(Dataset rows)
• • • •
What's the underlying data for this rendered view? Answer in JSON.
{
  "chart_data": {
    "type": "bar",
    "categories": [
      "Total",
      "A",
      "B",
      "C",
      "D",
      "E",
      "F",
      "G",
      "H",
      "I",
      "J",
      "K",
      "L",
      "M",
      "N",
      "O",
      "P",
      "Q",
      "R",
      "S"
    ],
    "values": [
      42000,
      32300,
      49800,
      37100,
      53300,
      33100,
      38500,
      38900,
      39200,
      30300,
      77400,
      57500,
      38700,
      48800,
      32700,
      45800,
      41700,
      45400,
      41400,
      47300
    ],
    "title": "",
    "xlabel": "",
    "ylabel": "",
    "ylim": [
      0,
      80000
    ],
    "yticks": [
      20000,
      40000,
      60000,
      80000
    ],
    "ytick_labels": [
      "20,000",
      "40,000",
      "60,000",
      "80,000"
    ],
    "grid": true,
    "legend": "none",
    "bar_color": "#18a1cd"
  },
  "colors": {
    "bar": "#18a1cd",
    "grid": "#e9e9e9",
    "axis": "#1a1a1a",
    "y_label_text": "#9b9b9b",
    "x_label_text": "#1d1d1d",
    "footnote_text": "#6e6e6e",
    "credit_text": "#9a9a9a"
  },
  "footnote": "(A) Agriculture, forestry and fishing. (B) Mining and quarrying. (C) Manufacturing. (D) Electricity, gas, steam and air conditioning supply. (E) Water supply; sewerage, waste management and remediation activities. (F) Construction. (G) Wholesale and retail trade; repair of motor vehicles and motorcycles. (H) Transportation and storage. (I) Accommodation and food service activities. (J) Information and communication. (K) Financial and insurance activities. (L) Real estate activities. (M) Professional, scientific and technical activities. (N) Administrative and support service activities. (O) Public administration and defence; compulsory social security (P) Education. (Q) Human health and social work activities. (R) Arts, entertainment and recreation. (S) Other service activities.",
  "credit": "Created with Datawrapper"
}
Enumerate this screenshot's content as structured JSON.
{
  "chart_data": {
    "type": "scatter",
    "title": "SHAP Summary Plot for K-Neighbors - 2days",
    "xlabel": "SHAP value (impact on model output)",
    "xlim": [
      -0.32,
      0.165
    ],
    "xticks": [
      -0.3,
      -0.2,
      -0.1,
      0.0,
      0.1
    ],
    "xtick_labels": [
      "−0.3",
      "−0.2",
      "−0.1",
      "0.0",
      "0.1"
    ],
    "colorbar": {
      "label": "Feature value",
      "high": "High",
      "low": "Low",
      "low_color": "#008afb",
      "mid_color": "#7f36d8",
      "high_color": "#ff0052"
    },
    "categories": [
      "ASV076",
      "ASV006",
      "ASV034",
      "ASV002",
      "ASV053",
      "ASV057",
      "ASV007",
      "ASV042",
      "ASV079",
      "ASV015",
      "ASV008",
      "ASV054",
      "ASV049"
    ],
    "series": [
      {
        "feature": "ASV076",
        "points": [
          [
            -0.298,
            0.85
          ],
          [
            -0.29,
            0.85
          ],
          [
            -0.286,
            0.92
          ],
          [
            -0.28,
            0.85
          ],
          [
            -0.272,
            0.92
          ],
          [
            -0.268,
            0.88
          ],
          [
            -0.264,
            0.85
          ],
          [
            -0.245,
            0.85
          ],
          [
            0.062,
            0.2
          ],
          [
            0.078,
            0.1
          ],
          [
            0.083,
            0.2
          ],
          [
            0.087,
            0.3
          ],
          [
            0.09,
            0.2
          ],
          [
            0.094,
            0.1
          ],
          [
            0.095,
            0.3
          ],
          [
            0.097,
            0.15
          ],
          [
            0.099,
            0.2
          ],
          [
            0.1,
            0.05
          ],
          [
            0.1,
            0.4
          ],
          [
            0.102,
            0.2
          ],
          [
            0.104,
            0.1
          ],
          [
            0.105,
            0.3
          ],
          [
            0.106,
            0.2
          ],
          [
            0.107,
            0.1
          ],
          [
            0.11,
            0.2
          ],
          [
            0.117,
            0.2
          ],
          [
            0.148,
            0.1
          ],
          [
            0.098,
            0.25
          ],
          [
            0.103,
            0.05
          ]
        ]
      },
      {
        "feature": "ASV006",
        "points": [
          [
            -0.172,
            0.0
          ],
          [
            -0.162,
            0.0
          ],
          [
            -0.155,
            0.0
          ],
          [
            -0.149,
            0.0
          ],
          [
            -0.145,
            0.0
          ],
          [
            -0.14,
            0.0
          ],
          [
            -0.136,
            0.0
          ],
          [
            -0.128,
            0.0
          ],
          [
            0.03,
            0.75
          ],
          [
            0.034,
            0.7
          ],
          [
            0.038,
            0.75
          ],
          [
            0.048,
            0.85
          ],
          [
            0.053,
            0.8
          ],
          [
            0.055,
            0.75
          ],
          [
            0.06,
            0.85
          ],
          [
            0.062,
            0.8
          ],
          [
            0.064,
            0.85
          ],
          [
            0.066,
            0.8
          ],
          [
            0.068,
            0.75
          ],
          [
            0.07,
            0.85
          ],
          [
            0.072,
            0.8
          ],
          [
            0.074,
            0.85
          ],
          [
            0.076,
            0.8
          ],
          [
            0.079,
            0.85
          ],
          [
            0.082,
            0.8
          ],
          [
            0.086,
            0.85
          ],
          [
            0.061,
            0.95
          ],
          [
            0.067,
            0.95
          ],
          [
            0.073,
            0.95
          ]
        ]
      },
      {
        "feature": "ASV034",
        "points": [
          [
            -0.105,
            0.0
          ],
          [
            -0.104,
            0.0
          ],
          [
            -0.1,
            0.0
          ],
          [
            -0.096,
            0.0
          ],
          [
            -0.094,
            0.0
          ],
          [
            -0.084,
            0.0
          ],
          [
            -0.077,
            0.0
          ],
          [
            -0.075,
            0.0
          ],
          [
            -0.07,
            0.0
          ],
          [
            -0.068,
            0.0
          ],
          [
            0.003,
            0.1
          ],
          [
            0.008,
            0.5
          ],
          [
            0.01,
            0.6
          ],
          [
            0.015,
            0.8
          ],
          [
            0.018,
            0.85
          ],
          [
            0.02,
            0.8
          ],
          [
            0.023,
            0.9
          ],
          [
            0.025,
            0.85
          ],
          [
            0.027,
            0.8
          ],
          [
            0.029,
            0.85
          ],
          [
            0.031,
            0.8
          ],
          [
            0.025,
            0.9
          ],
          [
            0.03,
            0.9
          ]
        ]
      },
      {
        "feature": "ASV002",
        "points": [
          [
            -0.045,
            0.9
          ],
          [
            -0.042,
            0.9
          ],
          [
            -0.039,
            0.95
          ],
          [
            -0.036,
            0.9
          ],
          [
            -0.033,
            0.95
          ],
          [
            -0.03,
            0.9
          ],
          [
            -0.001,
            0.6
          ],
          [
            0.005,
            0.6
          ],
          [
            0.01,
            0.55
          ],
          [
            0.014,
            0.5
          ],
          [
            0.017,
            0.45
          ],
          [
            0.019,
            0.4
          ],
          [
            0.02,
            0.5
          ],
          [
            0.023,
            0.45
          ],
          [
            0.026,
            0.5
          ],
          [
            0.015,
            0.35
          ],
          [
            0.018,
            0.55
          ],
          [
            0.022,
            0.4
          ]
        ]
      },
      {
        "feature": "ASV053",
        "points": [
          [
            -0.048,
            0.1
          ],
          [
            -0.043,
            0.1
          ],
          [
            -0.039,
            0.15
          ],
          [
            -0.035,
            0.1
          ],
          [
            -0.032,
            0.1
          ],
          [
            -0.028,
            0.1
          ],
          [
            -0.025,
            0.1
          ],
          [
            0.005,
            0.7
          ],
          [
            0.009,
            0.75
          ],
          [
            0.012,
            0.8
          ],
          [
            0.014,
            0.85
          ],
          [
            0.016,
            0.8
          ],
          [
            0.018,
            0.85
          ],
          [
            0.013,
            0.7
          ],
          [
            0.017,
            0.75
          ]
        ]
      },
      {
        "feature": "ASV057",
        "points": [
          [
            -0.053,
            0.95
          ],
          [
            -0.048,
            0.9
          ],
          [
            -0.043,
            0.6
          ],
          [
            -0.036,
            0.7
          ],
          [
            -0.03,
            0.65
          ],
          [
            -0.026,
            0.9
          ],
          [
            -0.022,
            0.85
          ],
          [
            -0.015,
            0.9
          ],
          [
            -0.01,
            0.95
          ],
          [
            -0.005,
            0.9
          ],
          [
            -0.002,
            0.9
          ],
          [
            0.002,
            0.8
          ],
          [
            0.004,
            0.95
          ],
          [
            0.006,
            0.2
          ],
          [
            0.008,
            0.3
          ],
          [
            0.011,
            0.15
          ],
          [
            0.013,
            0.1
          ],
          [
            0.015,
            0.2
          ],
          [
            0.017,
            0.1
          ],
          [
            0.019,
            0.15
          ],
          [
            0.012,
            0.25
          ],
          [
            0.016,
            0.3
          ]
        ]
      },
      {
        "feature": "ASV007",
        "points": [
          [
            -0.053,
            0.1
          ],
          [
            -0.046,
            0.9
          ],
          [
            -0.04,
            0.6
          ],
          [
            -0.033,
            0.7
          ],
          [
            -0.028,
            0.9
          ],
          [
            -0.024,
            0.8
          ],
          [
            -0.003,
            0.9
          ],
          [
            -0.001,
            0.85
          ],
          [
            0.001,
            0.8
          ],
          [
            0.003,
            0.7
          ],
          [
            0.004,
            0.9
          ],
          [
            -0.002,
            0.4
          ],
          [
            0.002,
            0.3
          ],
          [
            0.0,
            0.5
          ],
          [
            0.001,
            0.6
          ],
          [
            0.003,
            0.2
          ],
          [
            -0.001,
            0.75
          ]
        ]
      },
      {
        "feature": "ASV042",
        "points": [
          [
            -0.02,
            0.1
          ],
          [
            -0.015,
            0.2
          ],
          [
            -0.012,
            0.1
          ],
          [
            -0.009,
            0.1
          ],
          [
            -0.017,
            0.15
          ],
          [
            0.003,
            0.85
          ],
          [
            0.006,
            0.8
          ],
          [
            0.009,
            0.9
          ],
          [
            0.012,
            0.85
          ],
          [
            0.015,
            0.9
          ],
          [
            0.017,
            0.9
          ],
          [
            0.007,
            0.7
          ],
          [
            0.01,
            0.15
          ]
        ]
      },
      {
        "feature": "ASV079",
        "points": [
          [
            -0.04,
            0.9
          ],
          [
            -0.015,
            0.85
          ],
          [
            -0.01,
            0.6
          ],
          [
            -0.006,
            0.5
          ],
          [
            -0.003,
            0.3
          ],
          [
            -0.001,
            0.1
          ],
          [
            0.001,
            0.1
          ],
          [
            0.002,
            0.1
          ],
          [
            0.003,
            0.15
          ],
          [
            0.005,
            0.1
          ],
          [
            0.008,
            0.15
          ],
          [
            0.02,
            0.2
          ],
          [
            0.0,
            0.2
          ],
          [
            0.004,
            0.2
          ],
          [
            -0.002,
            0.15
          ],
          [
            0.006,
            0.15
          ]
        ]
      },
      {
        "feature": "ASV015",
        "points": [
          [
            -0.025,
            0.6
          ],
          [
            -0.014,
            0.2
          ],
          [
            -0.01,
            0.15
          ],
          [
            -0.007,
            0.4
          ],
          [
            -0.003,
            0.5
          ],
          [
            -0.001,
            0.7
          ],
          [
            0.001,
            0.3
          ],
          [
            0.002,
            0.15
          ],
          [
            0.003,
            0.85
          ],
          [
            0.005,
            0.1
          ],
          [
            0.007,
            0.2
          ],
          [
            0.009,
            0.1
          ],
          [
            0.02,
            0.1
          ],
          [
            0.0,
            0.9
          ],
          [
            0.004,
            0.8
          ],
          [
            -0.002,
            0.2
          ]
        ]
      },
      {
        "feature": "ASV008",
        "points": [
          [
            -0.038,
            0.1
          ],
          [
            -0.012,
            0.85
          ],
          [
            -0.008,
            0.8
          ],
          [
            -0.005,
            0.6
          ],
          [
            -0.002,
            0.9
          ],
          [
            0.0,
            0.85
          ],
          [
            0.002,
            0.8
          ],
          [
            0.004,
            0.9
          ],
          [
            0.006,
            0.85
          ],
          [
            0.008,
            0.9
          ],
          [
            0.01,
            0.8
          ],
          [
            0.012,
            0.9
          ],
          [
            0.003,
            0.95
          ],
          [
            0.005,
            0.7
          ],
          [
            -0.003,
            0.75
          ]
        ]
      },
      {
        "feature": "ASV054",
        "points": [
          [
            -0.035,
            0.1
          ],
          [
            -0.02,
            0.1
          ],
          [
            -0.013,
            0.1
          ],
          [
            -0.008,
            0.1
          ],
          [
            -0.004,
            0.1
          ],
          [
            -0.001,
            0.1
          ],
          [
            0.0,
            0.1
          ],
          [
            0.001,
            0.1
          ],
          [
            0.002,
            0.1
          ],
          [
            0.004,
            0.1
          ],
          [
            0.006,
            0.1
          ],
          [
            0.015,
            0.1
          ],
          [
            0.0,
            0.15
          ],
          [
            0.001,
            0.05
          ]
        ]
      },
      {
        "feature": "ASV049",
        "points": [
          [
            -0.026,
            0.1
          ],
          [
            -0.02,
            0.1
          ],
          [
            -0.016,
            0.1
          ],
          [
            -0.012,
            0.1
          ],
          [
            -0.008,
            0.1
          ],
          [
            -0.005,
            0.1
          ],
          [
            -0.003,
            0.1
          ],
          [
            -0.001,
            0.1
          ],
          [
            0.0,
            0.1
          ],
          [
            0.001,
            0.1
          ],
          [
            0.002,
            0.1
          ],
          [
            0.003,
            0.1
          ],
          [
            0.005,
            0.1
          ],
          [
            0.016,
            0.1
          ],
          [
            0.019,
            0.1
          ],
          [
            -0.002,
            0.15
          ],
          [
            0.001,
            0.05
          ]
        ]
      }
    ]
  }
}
• • • •
▶ _WHAT YOU WILL DO_
Work through the records line by line and tally those with the word "title". Report only the total.

▶ _FINISHED ANSWER_
2